[Your goal]: Will you extract the entries word for word? Images should not appear in the copy.

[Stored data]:

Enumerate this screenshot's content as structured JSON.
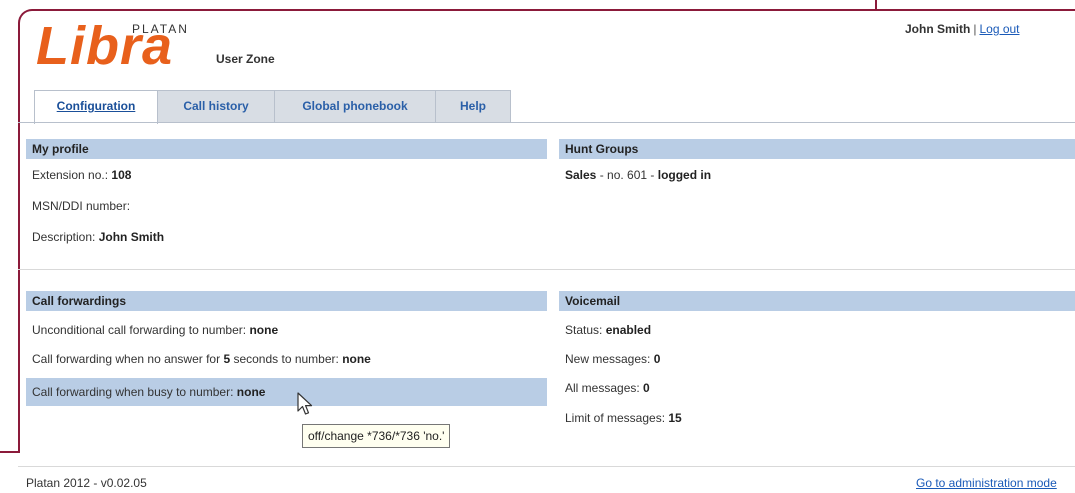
{
  "header": {
    "brand_top": "PLATAN",
    "brand_name": "Libra",
    "brand_sub": "User Zone",
    "user_name": "John Smith",
    "separator": "|",
    "logout": "Log out"
  },
  "tabs": [
    {
      "label": "Configuration",
      "active": true
    },
    {
      "label": "Call history",
      "active": false
    },
    {
      "label": "Global phonebook",
      "active": false
    },
    {
      "label": "Help",
      "active": false
    }
  ],
  "my_profile": {
    "title": "My profile",
    "extension_label": "Extension no.: ",
    "extension_value": "108",
    "msn_label": "MSN/DDI number:",
    "description_label": "Description: ",
    "description_value": "John Smith"
  },
  "hunt_groups": {
    "title": "Hunt Groups",
    "group_name": "Sales",
    "group_mid": " - no. 601 - ",
    "group_status": "logged in"
  },
  "call_forwardings": {
    "title": "Call forwardings",
    "unconditional_label": "Unconditional call forwarding to number: ",
    "unconditional_value": "none",
    "noanswer_label_a": "Call forwarding when no answer for ",
    "noanswer_seconds": "5",
    "noanswer_label_b": " seconds to number: ",
    "noanswer_value": "none",
    "busy_label": "Call forwarding when busy to number: ",
    "busy_value": "none"
  },
  "voicemail": {
    "title": "Voicemail",
    "status_label": "Status: ",
    "status_value": "enabled",
    "new_label": "New messages: ",
    "new_value": "0",
    "all_label": "All messages: ",
    "all_value": "0",
    "limit_label": "Limit of messages: ",
    "limit_value": "15"
  },
  "tooltip": "off/change *736/*736 'no.'",
  "footer": {
    "version": "Platan 2012 - v0.02.05",
    "admin_link": "Go to administration mode"
  },
  "colors": {
    "brand": "#e8601c",
    "section_header": "#b9cde5",
    "link": "#1a5ab8",
    "frame": "#8b1a3a"
  }
}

[Expected output]:
Enumerate this screenshot's content as structured JSON.
{
  "header": {
    "brand_top": "PLATAN",
    "brand_name": "Libra",
    "brand_sub": "User Zone",
    "user_name": "John Smith",
    "separator": "|",
    "logout": "Log out"
  },
  "tabs": [
    {
      "label": "Configuration",
      "active": true
    },
    {
      "label": "Call history",
      "active": false
    },
    {
      "label": "Global phonebook",
      "active": false
    },
    {
      "label": "Help",
      "active": false
    }
  ],
  "my_profile": {
    "title": "My profile",
    "extension_label": "Extension no.: ",
    "extension_value": "108",
    "msn_label": "MSN/DDI number:",
    "description_label": "Description: ",
    "description_value": "John Smith"
  },
  "hunt_groups": {
    "title": "Hunt Groups",
    "group_name": "Sales",
    "group_mid": " - no. 601 - ",
    "group_status": "logged in"
  },
  "call_forwardings": {
    "title": "Call forwardings",
    "unconditional_label": "Unconditional call forwarding to number: ",
    "unconditional_value": "none",
    "noanswer_label_a": "Call forwarding when no answer for ",
    "noanswer_seconds": "5",
    "noanswer_label_b": " seconds to number: ",
    "noanswer_value": "none",
    "busy_label": "Call forwarding when busy to number: ",
    "busy_value": "none"
  },
  "voicemail": {
    "title": "Voicemail",
    "status_label": "Status: ",
    "status_value": "enabled",
    "new_label": "New messages: ",
    "new_value": "0",
    "all_label": "All messages: ",
    "all_value": "0",
    "limit_label": "Limit of messages: ",
    "limit_value": "15"
  },
  "tooltip": "off/change *736/*736 'no.'",
  "footer": {
    "version": "Platan 2012 - v0.02.05",
    "admin_link": "Go to administration mode"
  },
  "colors": {
    "brand": "#e8601c",
    "section_header": "#b9cde5",
    "link": "#1a5ab8",
    "frame": "#8b1a3a"
  }
}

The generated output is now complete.